#### WHAT TO DO:
Lines below that include "JSON" are the answer; copy each one.
─── DATA TO EXAMINE
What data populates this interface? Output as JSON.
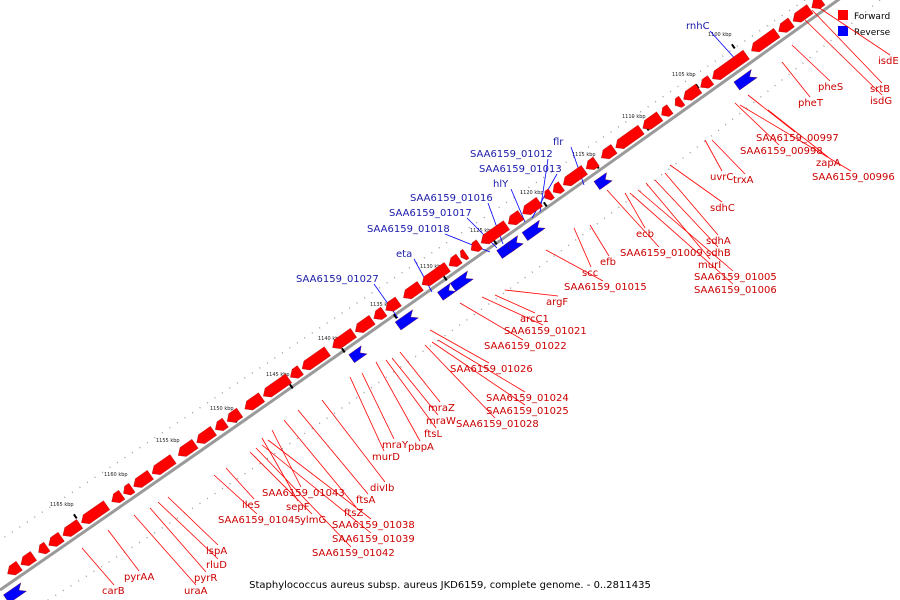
{
  "caption": "Staphylococcus aureus subsp. aureus JKD6159, complete genome. - 0..2811435",
  "legend": [
    {
      "label": "Forward",
      "color": "#ff0000"
    },
    {
      "label": "Reverse",
      "color": "#0000ff"
    }
  ],
  "colors": {
    "forward": "#ff0000",
    "reverse": "#0000ff",
    "forward_label": "#cc0000",
    "reverse_label": "#1a1aaa",
    "backbone": "#888888"
  },
  "kbp_ticks": [
    "1100 kbp",
    "1105 kbp",
    "1110 kbp",
    "1115 kbp",
    "1120 kbp",
    "1125 kbp",
    "1130 kbp",
    "1135 kbp",
    "1140 kbp",
    "1145 kbp",
    "1150 kbp",
    "1155 kbp",
    "1160 kbp",
    "1165 kbp"
  ],
  "forward_genes": [
    "isdE",
    "srtB",
    "isdG",
    "pheS",
    "pheT",
    "SAA6159_00997",
    "SAA6159_00998",
    "zapA",
    "SAA6159_00996",
    "trxA",
    "uvrC",
    "sdhC",
    "ecb",
    "sdhA",
    "sdhB",
    "murI",
    "SAA6159_01009",
    "SAA6159_01005",
    "SAA6159_01006",
    "efb",
    "scc",
    "SAA6159_01015",
    "argF",
    "arcC1",
    "SAA6159_01021",
    "SAA6159_01022",
    "SAA6159_01026",
    "SAA6159_01024",
    "SAA6159_01025",
    "SAA6159_01028",
    "mraZ",
    "mraW",
    "ftsL",
    "pbpA",
    "mraY",
    "murD",
    "divIb",
    "ftsA",
    "ftsZ",
    "SAA6159_01043",
    "sepF",
    "ileS",
    "SAA6159_01045",
    "ylmG",
    "SAA6159_01038",
    "SAA6159_01039",
    "SAA6159_01042",
    "lspA",
    "rluD",
    "pyrR",
    "pyrAA",
    "uraA",
    "carB"
  ],
  "reverse_genes": [
    "rnhC",
    "flr",
    "SAA6159_01012",
    "SAA6159_01013",
    "hlY",
    "SAA6159_01016",
    "SAA6159_01017",
    "SAA6159_01018",
    "eta",
    "SAA6159_01027"
  ]
}
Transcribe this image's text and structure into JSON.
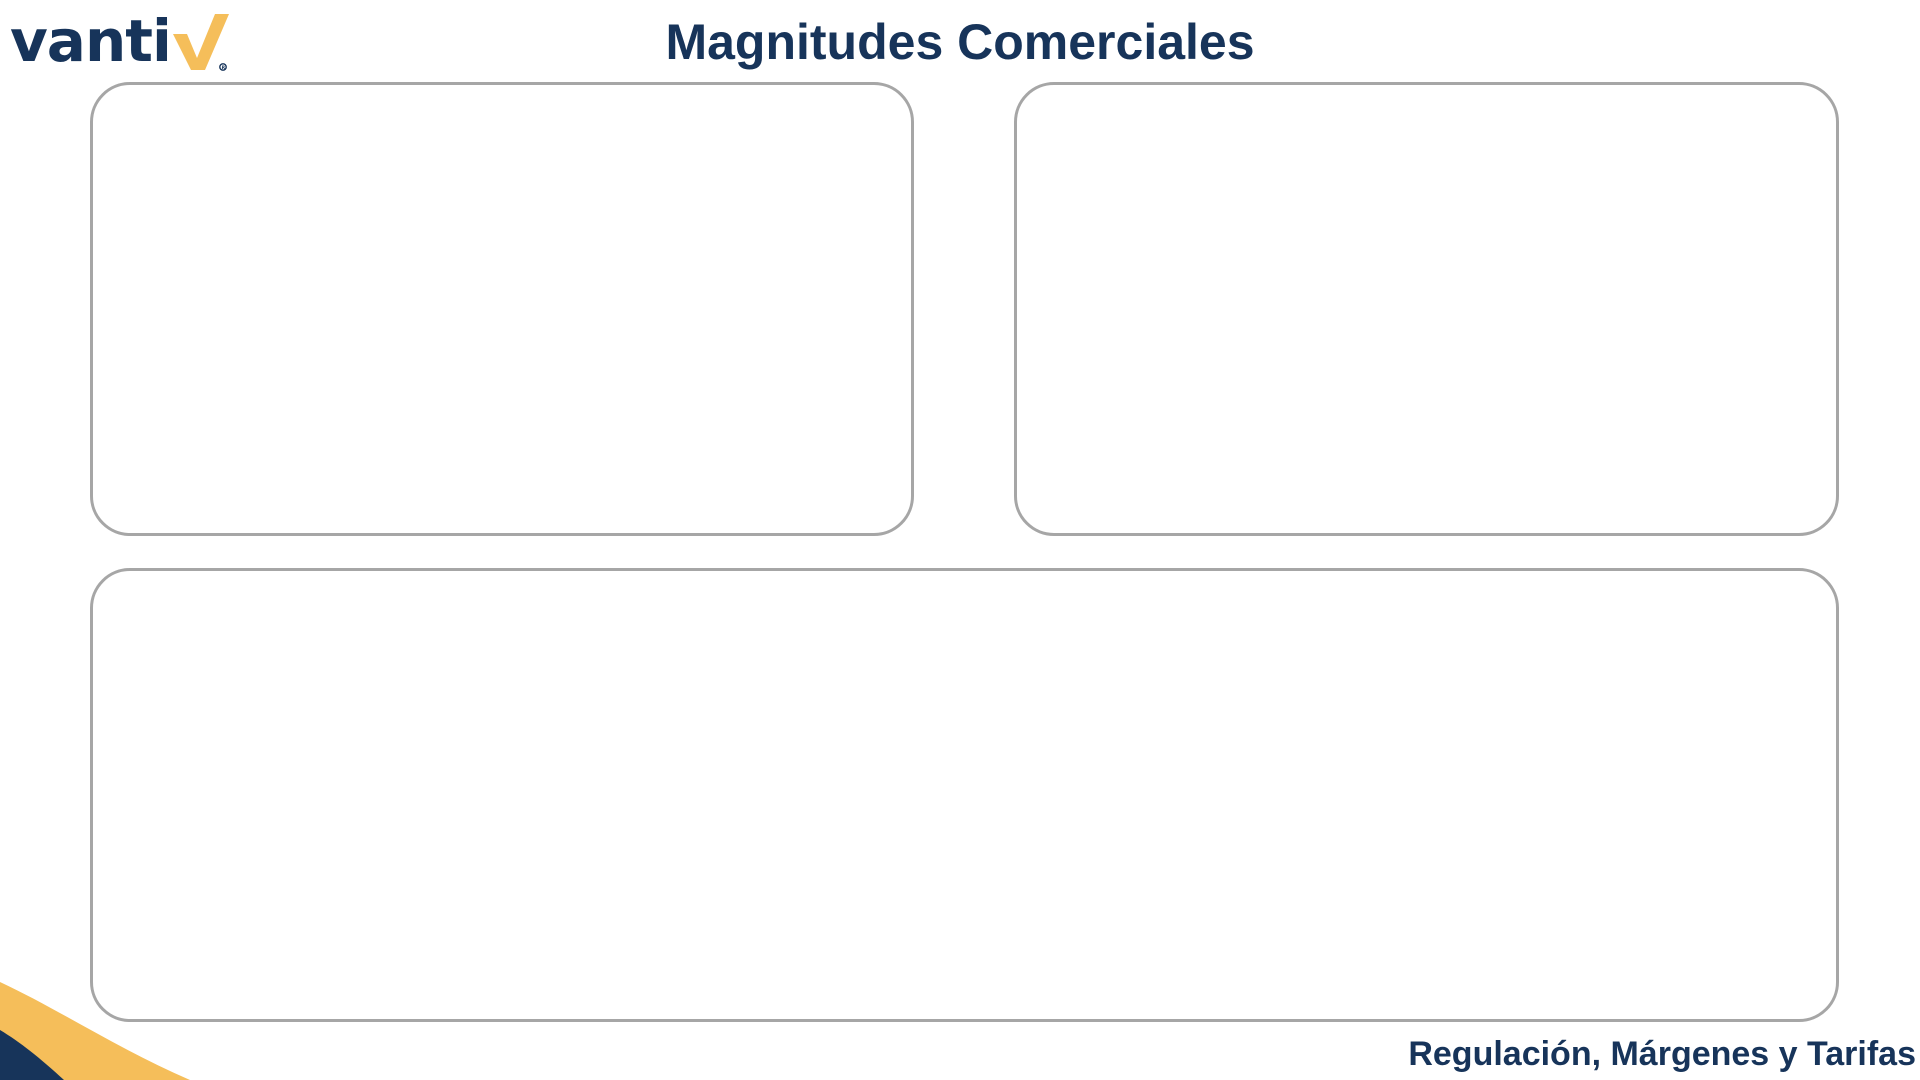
──────
#### SOLUTION:
What data populates this interface? Output as JSON.
Transcribe this image's text and structure into JSON.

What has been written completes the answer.